What you have to do -
Check each line of the records for "Komisyonu"; collect those that have it.

Record set -
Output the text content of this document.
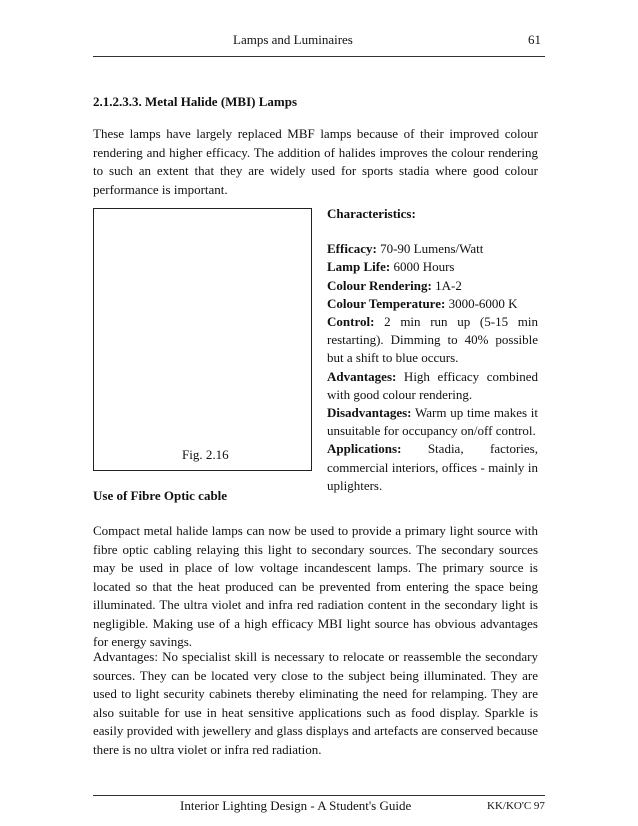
Lamps and Luminaires	61
2.1.2.3.3. Metal Halide (MBI) Lamps

These lamps have largely replaced MBF lamps because of their improved colour rendering and higher efficacy. The addition of halides improves the colour rendering to such an extent that they are widely used for sports stadia where good colour performance is important.

Fig. 2.16
Characteristics:
Efficacy: 70-90 Lumens/Watt
Lamp Life: 6000 Hours
Colour Rendering: 1A-2
Colour Temperature: 3000-6000 K
Control: 2 min run up (5-15 min restarting). Dimming to 40% possible but a shift to blue occurs.
Advantages: High efficacy combined with good colour rendering.
Disadvantages: Warm up time makes it unsuitable for occupancy on/off control.
Applications: Stadia, factories, commercial interiors, offices - mainly in uplighters.
Use of Fibre Optic cable

Compact metal halide lamps can now be used to provide a primary light source with fibre optic cabling relaying this light to secondary sources. The secondary sources may be used in place of low voltage incandescent lamps. The primary source is located so that the heat produced can be prevented from entering the space being illuminated. The ultra violet and infra red radiation content in the secondary light is negligible. Making use of a high efficacy MBI light source has obvious advantages for energy savings.

Advantages: No specialist skill is necessary to relocate or reassemble the secondary sources. They can be located very close to the subject being illuminated. They are used to light security cabinets thereby eliminating the need for relamping. They are also suitable for use in heat sensitive applications such as food display. Sparkle is easily provided with jewellery and glass displays and artefacts are conserved because there is no ultra violet or infra red radiation.

Interior Lighting Design - A Student's Guide	KK/KO'C 97
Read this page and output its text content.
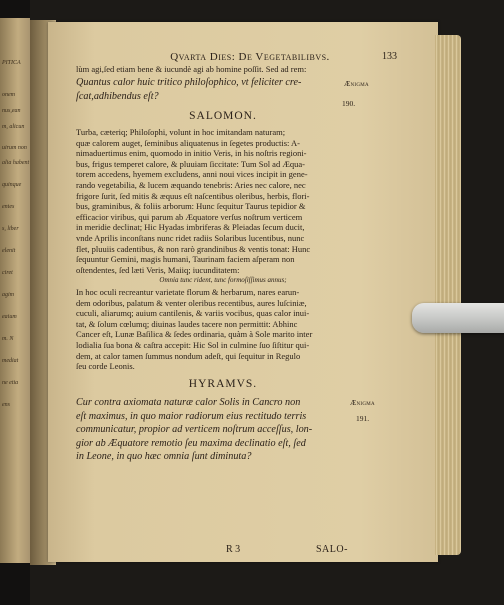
PITICA
onem
nus,ean
m, alicun
uirum non
alia habent
quinque
entes
s, liber
elenit
ciret
agim
eaium
m. N
mediat
ne etia
ens
Qvarta Dies: De Vegetabilibvs.	133
lùm agi,ſed etiam bene & iucundè agi ab homine poſſit. Sed ad rem:
Quantus calor huic tritico philoſophico, vt feliciter cre-
ſcat,adhibendus eſt?
Ænigma
190.
SALOMON.
Turba, cæteriq; Philoſophi, volunt in hoc imitandam naturam;
quæ calorem auget, ſeminibus aliquatenus in ſegetes productis: A-
nimaduertimus enim, quomodo in initio Veris, in his noſtris regioni-
bus, frigus temperet calore, & pluuiam ſiccitate: Tum Sol ad Æqua-
torem accedens, hyemem excludens, anni noui vices incipit in gene-
rando vegetabilia, & lucem æquando tenebris: Aries nec calore, nec
frigore ſurit, ſed mitis & æquus eſt naſcentibus oleribus, herbis, flori-
bus, graminibus, & foliis arborum: Hunc ſequitur Taurus tepidior &
efficacior viribus, qui parum ab Æquatore verſus noſtrum verticem
in meridie declinat; Hic Hyadas imbriferas & Pleiadas ſecum ducit,
vnde Aprilis inconſtans nunc ridet radiis Solaribus lucentibus, nunc
flet, pluuiis cadentibus, & non rarò grandinibus & ventis tonat: Hunc
ſequuntur Gemini, magis humani, Taurinam faciem aſperam non
oſtendentes, ſed læti Veris, Maiiq; iucunditatem:
Omnia tunc rident, tunc formoſiſſimus annus;
In hoc oculi recreantur varietate florum & herbarum, nares earun-
dem odoribus, palatum & venter oleribus recentibus, aures luſciniæ,
cuculi, aliarumq; auium cantilenis, & variis vocibus, quas calor inui-
tat, & ſolum cœlumq; diuinas laudes tacere non permittit: Abhinc
Cancer eſt, Lunæ Baſilica & ſedes ordinaria, quàm à Sole marito inter
lodialia ſua bona & caſtra accepit: Hic Sol in culmine ſuo ſiſtitur qui-
dem, at calor tamen ſummus nondum adeſt, qui ſequitur in Regulo
ſeu corde Leonis.
HYRAMVS.
Cur contra axiomata naturæ calor Solis in Cancro non
eſt maximus, in quo maior radiorum eius rectitudo terris
communicatur, propior ad verticem noſtrum acceſſus, lon-
gior ab Æquatore remotio ſeu maxima declinatio eſt, ſed
in Leone, in quo hæc omnia ſunt diminuta?
Ænigma
191.
R 3	SALO-
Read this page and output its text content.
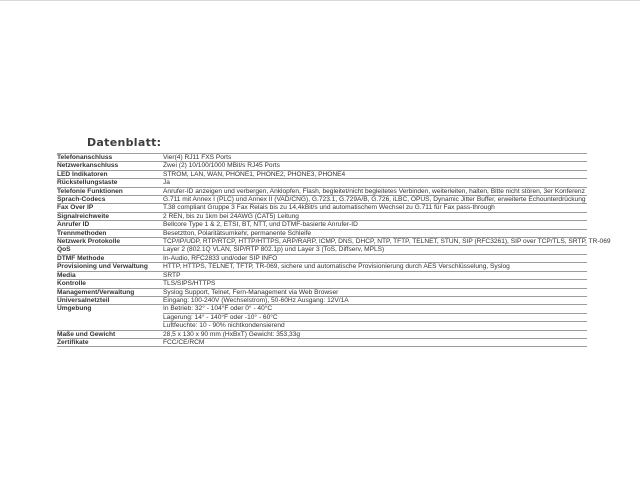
Datenblatt:
Telefonanschluss	Vier(4) RJ11 FXS Ports
Netzwerkanschluss	Zwei (2) 10/100/1000 MBit/s RJ45 Ports
LED Indikatoren	STROM, LAN, WAN, PHONE1, PHONE2, PHONE3, PHONE4
Rückstellungstaste	Ja
Telefonie Funktionen	Anrufer-ID anzeigen und verbergen, Anklopfen, Flash, begleitet/nicht begleitetes Verbinden, weiterleiten, halten, Bitte nicht stören, 3er Konferenz
Sprach-Codecs	G.711 mit Annex I (PLC) und Annex II (VAD/CNG), G.723.1, G.729A/B, G.726, iLBC, OPUS, Dynamic Jitter Buffer, erweiterte Echounterdrückung
Fax Over IP	T.38 compliant Gruppe 3 Fax Relais bis zu 14,4kBit/s und automatischem Wechsel zu G.711 für Fax pass-through
Signalreichweite	2 REN, bis zu 1km bei 24AWG (CAT5) Leitung
Anrufer ID	Bellcore Type 1 & 2, ETSI, BT, NTT, und DTMF-basierte Anrufer-ID
Trennmethoden	Besetztton, Polaritätsumkehr, permanente Schleife
Netzwerk Protokolle	TCP/IP/UDP, RTP/RTCP, HTTP/HTTPS, ARP/RARP, ICMP, DNS, DHCP, NTP, TFTP, TELNET, STUN, SIP (RFC3261), SIP over TCP/TLS, SRTP, TR-069
QoS	Layer 2 (802.1Q VLAN, SIP/RTP 802.1p) und Layer 3 (ToS, Diffserv, MPLS)
DTMF Methode	In-Audio, RFC2833 und/oder SIP INFO
Provisioning und Verwaltung	HTTP, HTTPS, TELNET, TFTP, TR-069, sichere und automatische Provisionierung durch AES Verschlüsselung, Syslog
Media	SRTP
Kontrolle	TLS/SIPS/HTTPS
Management/Verwaltung	Syslog Support, Telnet, Fern-Management via Web Browser
Universalnetzteil	Eingang: 100-240V (Wechselstrom), 50-60Hz Ausgang: 12V/1A
Umgebung	In Betrieb: 32° - 104°F oder 0° - 40°C
Lagerung: 14° - 140°F oder -10° - 60°C
Luftfeuchte: 10 - 90% nichtkondensierend

Maße und Gewicht	28,5 x 130 x 90 mm (HxBxT) Gewicht: 353,33g
Zertifikate	FCC/CE/RCM
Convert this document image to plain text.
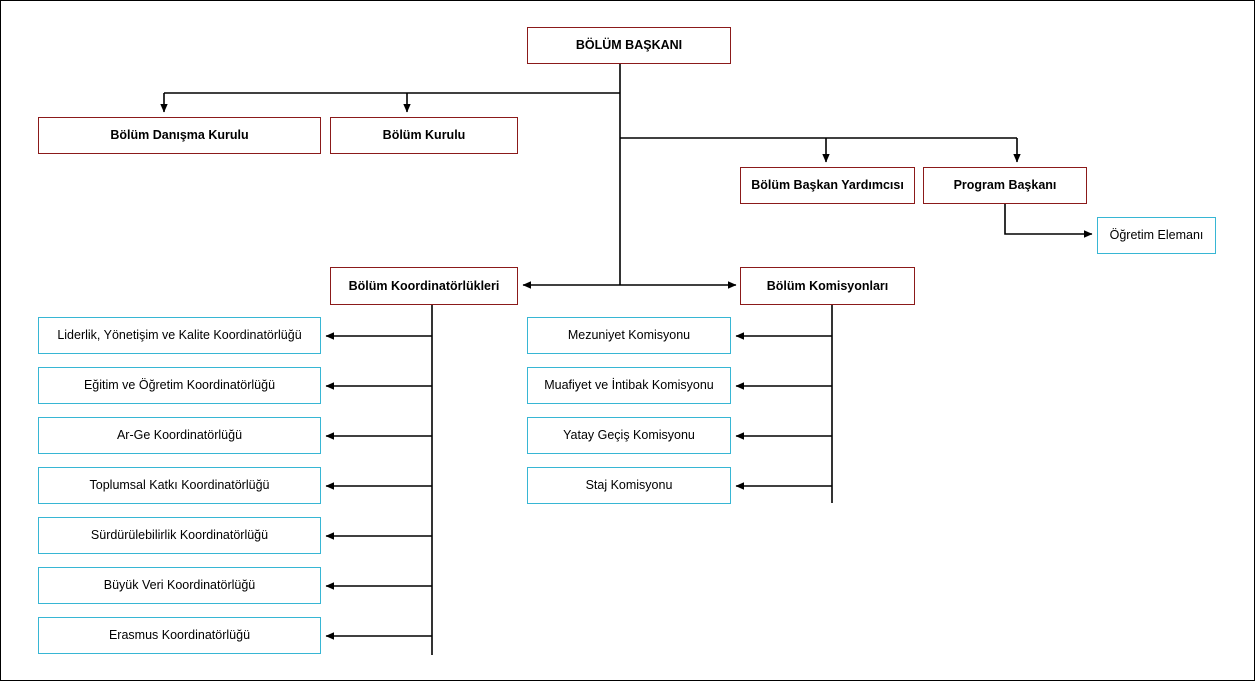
BÖLÜM BAŞKANI
Bölüm Danışma Kurulu	Bölüm Kurulu
Bölüm Başkan Yardımcısı	Program Başkanı
Öğretim Elemanı
Bölüm Koordinatörlükleri	Bölüm Komisyonları
Liderlik, Yönetişim ve Kalite Koordinatörlüğü
Eğitim ve Öğretim Koordinatörlüğü
Ar-Ge Koordinatörlüğü
Toplumsal Katkı Koordinatörlüğü
Sürdürülebilirlik Koordinatörlüğü
Büyük Veri Koordinatörlüğü
Erasmus Koordinatörlüğü
Mezuniyet Komisyonu
Muafiyet ve İntibak Komisyonu
Yatay Geçiş Komisyonu
Staj Komisyonu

Response to this task -
Mezuniyet Komisyonu
Muafiyet ve İntibak Komisyonu
Yatay Geçiş Komisyonu
Staj Komisyonu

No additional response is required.